The exercise:
Can you transcribe every line exactly and leave the pictures behind?

=====

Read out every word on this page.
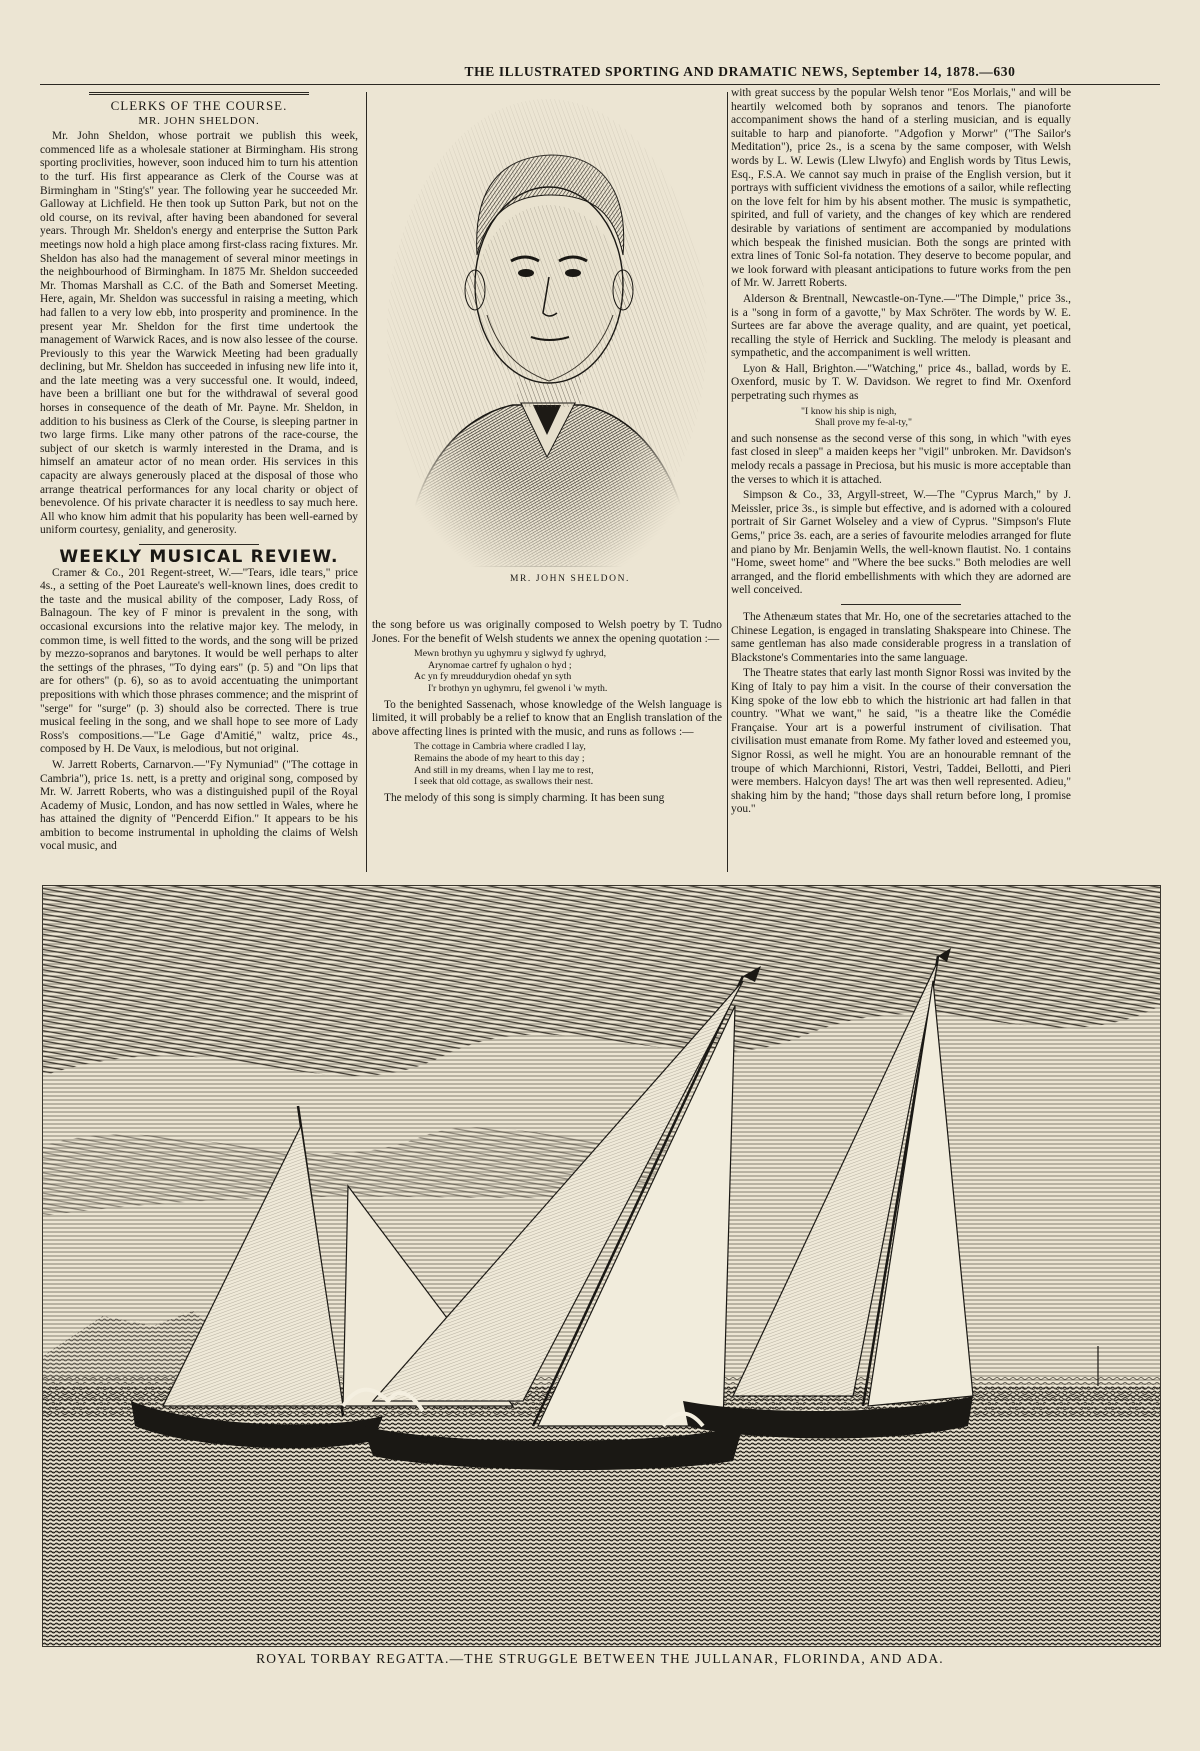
THE ILLUSTRATED SPORTING AND DRAMATIC NEWS, September 14, 1878.—630

CLERKS OF THE COURSE.

MR. JOHN SHELDON.

Mr. John Sheldon, whose portrait we publish this week, commenced life as a wholesale stationer at Birmingham. His strong sporting proclivities, however, soon induced him to turn his attention to the turf. His first appearance as Clerk of the Course was at Birmingham in "Sting's" year. The following year he succeeded Mr. Galloway at Lichfield. He then took up Sutton Park, but not on the old course, on its revival, after having been abandoned for several years. Through Mr. Sheldon's energy and enterprise the Sutton Park meetings now hold a high place among first-class racing fixtures. Mr. Sheldon has also had the management of several minor meetings in the neighbourhood of Birmingham. In 1875 Mr. Sheldon succeeded Mr. Thomas Marshall as C.C. of the Bath and Somerset Meeting. Here, again, Mr. Sheldon was successful in raising a meeting, which had fallen to a very low ebb, into prosperity and prominence. In the present year Mr. Sheldon for the first time undertook the management of Warwick Races, and is now also lessee of the course. Previously to this year the Warwick Meeting had been gradually declining, but Mr. Sheldon has succeeded in infusing new life into it, and the late meeting was a very successful one. It would, indeed, have been a brilliant one but for the withdrawal of several good horses in consequence of the death of Mr. Payne. Mr. Sheldon, in addition to his business as Clerk of the Course, is sleeping partner in two large firms. Like many other patrons of the race-course, the subject of our sketch is warmly interested in the Drama, and is himself an amateur actor of no mean order. His services in this capacity are always generously placed at the disposal of those who arrange theatrical performances for any local charity or object of benevolence. Of his private character it is needless to say much here. All who know him admit that his popularity has been well-earned by uniform courtesy, geniality, and generosity.

WEEKLY MUSICAL REVIEW.

Cramer & Co., 201 Regent-street, W.—"Tears, idle tears," price 4s., a setting of the Poet Laureate's well-known lines, does credit to the taste and the musical ability of the composer, Lady Ross, of Balnagoun. The key of F minor is prevalent in the song, with occasional excursions into the relative major key. The melody, in common time, is well fitted to the words, and the song will be prized by mezzo-sopranos and barytones. It would be well perhaps to alter the settings of the phrases, "To dying ears" (p. 5) and "On lips that are for others" (p. 6), so as to avoid accentuating the unimportant prepositions with which those phrases commence; and the misprint of "serge" for "surge" (p. 3) should also be corrected. There is true musical feeling in the song, and we shall hope to see more of Lady Ross's compositions.—"Le Gage d'Amitié," waltz, price 4s., composed by H. De Vaux, is melodious, but not original.

W. Jarrett Roberts, Carnarvon.—"Fy Nymuniad" ("The cottage in Cambria"), price 1s. nett, is a pretty and original song, composed by Mr. W. Jarrett Roberts, who was a distinguished pupil of the Royal Academy of Music, London, and has now settled in Wales, where he has attained the dignity of "Pencerdd Eifion." It appears to be his ambition to become instrumental in upholding the claims of Welsh vocal music, and

MR. JOHN SHELDON.

the song before us was originally composed to Welsh poetry by T. Tudno Jones. For the benefit of Welsh students we annex the opening quotation :—

Mewn brothyn yu ughymru y siglwyd fy ughryd,
Arynomae cartref fy ughalon o hyd ;
Ac yn fy mreuddurydion ohedaf yn syth
I'r brothyn yn ughymru, fel gwenol i 'w myth.

To the benighted Sassenach, whose knowledge of the Welsh language is limited, it will probably be a relief to know that an English translation of the above affecting lines is printed with the music, and runs as follows :—

The cottage in Cambria where cradled I lay,
Remains the abode of my heart to this day ;
And still in my dreams, when I lay me to rest,
I seek that old cottage, as swallows their nest.

The melody of this song is simply charming. It has been sung

with great success by the popular Welsh tenor "Eos Morlais," and will be heartily welcomed both by sopranos and tenors. The pianoforte accompaniment shows the hand of a sterling musician, and is equally suitable to harp and pianoforte. "Adgofion y Morwr" ("The Sailor's Meditation"), price 2s., is a scena by the same composer, with Welsh words by L. W. Lewis (Llew Llwyfo) and English words by Titus Lewis, Esq., F.S.A. We cannot say much in praise of the English version, but it portrays with sufficient vividness the emotions of a sailor, while reflecting on the love felt for him by his absent mother. The music is sympathetic, spirited, and full of variety, and the changes of key which are rendered desirable by variations of sentiment are accompanied by modulations which bespeak the finished musician. Both the songs are printed with extra lines of Tonic Sol-fa notation. They deserve to become popular, and we look forward with pleasant anticipations to future works from the pen of Mr. W. Jarrett Roberts.

Alderson & Brentnall, Newcastle-on-Tyne.—"The Dimple," price 3s., is a "song in form of a gavotte," by Max Schröter. The words by W. E. Surtees are far above the average quality, and are quaint, yet poetical, recalling the style of Herrick and Suckling. The melody is pleasant and sympathetic, and the accompaniment is well written.

Lyon & Hall, Brighton.—"Watching," price 4s., ballad, words by E. Oxenford, music by T. W. Davidson. We regret to find Mr. Oxenford perpetrating such rhymes as

"I know his ship is nigh,
Shall prove my fe-al-ty,"

and such nonsense as the second verse of this song, in which "with eyes fast closed in sleep" a maiden keeps her "vigil" unbroken. Mr. Davidson's melody recals a passage in Preciosa, but his music is more acceptable than the verses to which it is attached.

Simpson & Co., 33, Argyll-street, W.—The "Cyprus March," by J. Meissler, price 3s., is simple but effective, and is adorned with a coloured portrait of Sir Garnet Wolseley and a view of Cyprus. "Simpson's Flute Gems," price 3s. each, are a series of favourite melodies arranged for flute and piano by Mr. Benjamin Wells, the well-known flautist. No. 1 contains "Home, sweet home" and "Where the bee sucks." Both melodies are well arranged, and the florid embellishments with which they are adorned are well conceived.

The Athenæum states that Mr. Ho, one of the secretaries attached to the Chinese Legation, is engaged in translating Shakspeare into Chinese. The same gentleman has also made considerable progress in a translation of Blackstone's Commentaries into the same language.

The Theatre states that early last month Signor Rossi was invited by the King of Italy to pay him a visit. In the course of their conversation the King spoke of the low ebb to which the histrionic art had fallen in that country. "What we want," he said, "is a theatre like the Comédie Française. Your art is a powerful instrument of civilisation. That civilisation must emanate from Rome. My father loved and esteemed you, Signor Rossi, as well he might. You are an honourable remnant of the troupe of which Marchionni, Ristori, Vestri, Taddei, Bellotti, and Pieri were members. Halcyon days! The art was then well represented. Adieu," shaking him by the hand; "those days shall return before long, I promise you."

ROYAL TORBAY REGATTA.—THE STRUGGLE BETWEEN THE JULLANAR, FLORINDA, AND ADA.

=====

Written response:
Read out every word on this page.
THE ILLUSTRATED SPORTING AND DRAMATIC NEWS, September 14, 1878.—630

CLERKS OF THE COURSE.

MR. JOHN SHELDON.

Mr. John Sheldon, whose portrait we publish this week, commenced life as a wholesale stationer at Birmingham. His strong sporting proclivities, however, soon induced him to turn his attention to the turf. His first appearance as Clerk of the Course was at Birmingham in "Sting's" year. The following year he succeeded Mr. Galloway at Lichfield. He then took up Sutton Park, but not on the old course, on its revival, after having been abandoned for several years. Through Mr. Sheldon's energy and enterprise the Sutton Park meetings now hold a high place among first-class racing fixtures. Mr. Sheldon has also had the management of several minor meetings in the neighbourhood of Birmingham. In 1875 Mr. Sheldon succeeded Mr. Thomas Marshall as C.C. of the Bath and Somerset Meeting. Here, again, Mr. Sheldon was successful in raising a meeting, which had fallen to a very low ebb, into prosperity and prominence. In the present year Mr. Sheldon for the first time undertook the management of Warwick Races, and is now also lessee of the course. Previously to this year the Warwick Meeting had been gradually declining, but Mr. Sheldon has succeeded in infusing new life into it, and the late meeting was a very successful one. It would, indeed, have been a brilliant one but for the withdrawal of several good horses in consequence of the death of Mr. Payne. Mr. Sheldon, in addition to his business as Clerk of the Course, is sleeping partner in two large firms. Like many other patrons of the race-course, the subject of our sketch is warmly interested in the Drama, and is himself an amateur actor of no mean order. His services in this capacity are always generously placed at the disposal of those who arrange theatrical performances for any local charity or object of benevolence. Of his private character it is needless to say much here. All who know him admit that his popularity has been well-earned by uniform courtesy, geniality, and generosity.

WEEKLY MUSICAL REVIEW.

Cramer & Co., 201 Regent-street, W.—"Tears, idle tears," price 4s., a setting of the Poet Laureate's well-known lines, does credit to the taste and the musical ability of the composer, Lady Ross, of Balnagoun. The key of F minor is prevalent in the song, with occasional excursions into the relative major key. The melody, in common time, is well fitted to the words, and the song will be prized by mezzo-sopranos and barytones. It would be well perhaps to alter the settings of the phrases, "To dying ears" (p. 5) and "On lips that are for others" (p. 6), so as to avoid accentuating the unimportant prepositions with which those phrases commence; and the misprint of "serge" for "surge" (p. 3) should also be corrected. There is true musical feeling in the song, and we shall hope to see more of Lady Ross's compositions.—"Le Gage d'Amitié," waltz, price 4s., composed by H. De Vaux, is melodious, but not original.

W. Jarrett Roberts, Carnarvon.—"Fy Nymuniad" ("The cottage in Cambria"), price 1s. nett, is a pretty and original song, composed by Mr. W. Jarrett Roberts, who was a distinguished pupil of the Royal Academy of Music, London, and has now settled in Wales, where he has attained the dignity of "Pencerdd Eifion." It appears to be his ambition to become instrumental in upholding the claims of Welsh vocal music, and

MR. JOHN SHELDON.

the song before us was originally composed to Welsh poetry by T. Tudno Jones. For the benefit of Welsh students we annex the opening quotation :—

Mewn brothyn yu ughymru y siglwyd fy ughryd,
Arynomae cartref fy ughalon o hyd ;
Ac yn fy mreuddurydion ohedaf yn syth
I'r brothyn yn ughymru, fel gwenol i 'w myth.

To the benighted Sassenach, whose knowledge of the Welsh language is limited, it will probably be a relief to know that an English translation of the above affecting lines is printed with the music, and runs as follows :—

The cottage in Cambria where cradled I lay,
Remains the abode of my heart to this day ;
And still in my dreams, when I lay me to rest,
I seek that old cottage, as swallows their nest.

The melody of this song is simply charming. It has been sung

with great success by the popular Welsh tenor "Eos Morlais," and will be heartily welcomed both by sopranos and tenors. The pianoforte accompaniment shows the hand of a sterling musician, and is equally suitable to harp and pianoforte. "Adgofion y Morwr" ("The Sailor's Meditation"), price 2s., is a scena by the same composer, with Welsh words by L. W. Lewis (Llew Llwyfo) and English words by Titus Lewis, Esq., F.S.A. We cannot say much in praise of the English version, but it portrays with sufficient vividness the emotions of a sailor, while reflecting on the love felt for him by his absent mother. The music is sympathetic, spirited, and full of variety, and the changes of key which are rendered desirable by variations of sentiment are accompanied by modulations which bespeak the finished musician. Both the songs are printed with extra lines of Tonic Sol-fa notation. They deserve to become popular, and we look forward with pleasant anticipations to future works from the pen of Mr. W. Jarrett Roberts.

Alderson & Brentnall, Newcastle-on-Tyne.—"The Dimple," price 3s., is a "song in form of a gavotte," by Max Schröter. The words by W. E. Surtees are far above the average quality, and are quaint, yet poetical, recalling the style of Herrick and Suckling. The melody is pleasant and sympathetic, and the accompaniment is well written.

Lyon & Hall, Brighton.—"Watching," price 4s., ballad, words by E. Oxenford, music by T. W. Davidson. We regret to find Mr. Oxenford perpetrating such rhymes as

"I know his ship is nigh,
Shall prove my fe-al-ty,"

and such nonsense as the second verse of this song, in which "with eyes fast closed in sleep" a maiden keeps her "vigil" unbroken. Mr. Davidson's melody recals a passage in Preciosa, but his music is more acceptable than the verses to which it is attached.

Simpson & Co., 33, Argyll-street, W.—The "Cyprus March," by J. Meissler, price 3s., is simple but effective, and is adorned with a coloured portrait of Sir Garnet Wolseley and a view of Cyprus. "Simpson's Flute Gems," price 3s. each, are a series of favourite melodies arranged for flute and piano by Mr. Benjamin Wells, the well-known flautist. No. 1 contains "Home, sweet home" and "Where the bee sucks." Both melodies are well arranged, and the florid embellishments with which they are adorned are well conceived.

The Athenæum states that Mr. Ho, one of the secretaries attached to the Chinese Legation, is engaged in translating Shakspeare into Chinese. The same gentleman has also made considerable progress in a translation of Blackstone's Commentaries into the same language.

The Theatre states that early last month Signor Rossi was invited by the King of Italy to pay him a visit. In the course of their conversation the King spoke of the low ebb to which the histrionic art had fallen in that country. "What we want," he said, "is a theatre like the Comédie Française. Your art is a powerful instrument of civilisation. That civilisation must emanate from Rome. My father loved and esteemed you, Signor Rossi, as well he might. You are an honourable remnant of the troupe of which Marchionni, Ristori, Vestri, Taddei, Bellotti, and Pieri were members. Halcyon days! The art was then well represented. Adieu," shaking him by the hand; "those days shall return before long, I promise you."

ROYAL TORBAY REGATTA.—THE STRUGGLE BETWEEN THE JULLANAR, FLORINDA, AND ADA.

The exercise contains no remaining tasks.